Exercise requirements: Below are records; work out how many of their lines hold the string "موبایل" and give that number alone.

* BEGIN Data for the task *

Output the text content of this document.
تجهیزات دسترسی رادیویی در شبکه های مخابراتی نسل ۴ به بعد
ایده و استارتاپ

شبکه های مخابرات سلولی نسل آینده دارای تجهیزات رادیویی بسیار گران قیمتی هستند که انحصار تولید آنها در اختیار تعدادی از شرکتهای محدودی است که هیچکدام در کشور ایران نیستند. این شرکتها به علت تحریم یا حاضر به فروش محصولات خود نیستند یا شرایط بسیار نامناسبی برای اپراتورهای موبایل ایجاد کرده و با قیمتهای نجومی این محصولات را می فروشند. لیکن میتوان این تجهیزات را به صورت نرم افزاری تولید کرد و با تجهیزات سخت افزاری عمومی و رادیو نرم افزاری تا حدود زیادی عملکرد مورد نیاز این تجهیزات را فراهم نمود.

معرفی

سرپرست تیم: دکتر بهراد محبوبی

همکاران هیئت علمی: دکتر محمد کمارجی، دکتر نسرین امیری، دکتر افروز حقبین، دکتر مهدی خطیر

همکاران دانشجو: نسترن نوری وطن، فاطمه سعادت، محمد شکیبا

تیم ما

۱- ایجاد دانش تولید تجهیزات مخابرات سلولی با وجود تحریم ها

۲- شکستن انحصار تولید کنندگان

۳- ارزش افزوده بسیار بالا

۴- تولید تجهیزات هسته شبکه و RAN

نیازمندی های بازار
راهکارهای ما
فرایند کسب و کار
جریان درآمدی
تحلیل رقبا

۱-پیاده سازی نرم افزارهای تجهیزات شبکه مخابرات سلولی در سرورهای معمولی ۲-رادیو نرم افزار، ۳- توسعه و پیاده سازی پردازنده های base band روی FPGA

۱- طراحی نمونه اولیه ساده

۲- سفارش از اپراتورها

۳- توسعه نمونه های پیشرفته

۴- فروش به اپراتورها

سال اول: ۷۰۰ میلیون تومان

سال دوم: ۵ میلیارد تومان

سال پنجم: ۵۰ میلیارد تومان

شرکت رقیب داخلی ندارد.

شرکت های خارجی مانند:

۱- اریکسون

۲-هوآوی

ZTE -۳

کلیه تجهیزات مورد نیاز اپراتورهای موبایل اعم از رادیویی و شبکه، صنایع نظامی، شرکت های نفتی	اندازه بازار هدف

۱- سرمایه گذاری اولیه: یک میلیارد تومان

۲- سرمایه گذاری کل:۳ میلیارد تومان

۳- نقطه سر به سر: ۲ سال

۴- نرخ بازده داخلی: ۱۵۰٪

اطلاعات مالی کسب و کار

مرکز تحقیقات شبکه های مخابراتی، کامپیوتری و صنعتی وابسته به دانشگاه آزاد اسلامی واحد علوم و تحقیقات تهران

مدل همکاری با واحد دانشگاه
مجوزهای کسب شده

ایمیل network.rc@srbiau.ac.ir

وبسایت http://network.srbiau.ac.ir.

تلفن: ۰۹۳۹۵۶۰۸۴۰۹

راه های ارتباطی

* END Data for the task *
* BEGIN Data for the task *

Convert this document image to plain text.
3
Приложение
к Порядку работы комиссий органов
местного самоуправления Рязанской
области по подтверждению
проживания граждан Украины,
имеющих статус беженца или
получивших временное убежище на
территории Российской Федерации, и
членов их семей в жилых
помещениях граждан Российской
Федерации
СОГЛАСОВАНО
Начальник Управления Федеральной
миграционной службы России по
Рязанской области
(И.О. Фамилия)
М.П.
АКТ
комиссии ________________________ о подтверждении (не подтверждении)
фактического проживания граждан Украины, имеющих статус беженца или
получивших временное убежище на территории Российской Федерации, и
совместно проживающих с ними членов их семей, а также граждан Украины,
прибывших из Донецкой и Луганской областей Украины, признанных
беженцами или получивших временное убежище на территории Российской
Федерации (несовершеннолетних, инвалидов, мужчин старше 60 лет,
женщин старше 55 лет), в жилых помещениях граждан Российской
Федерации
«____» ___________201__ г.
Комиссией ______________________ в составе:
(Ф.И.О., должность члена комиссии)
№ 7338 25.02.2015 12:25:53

* END Data for the task *

Exercise response: 2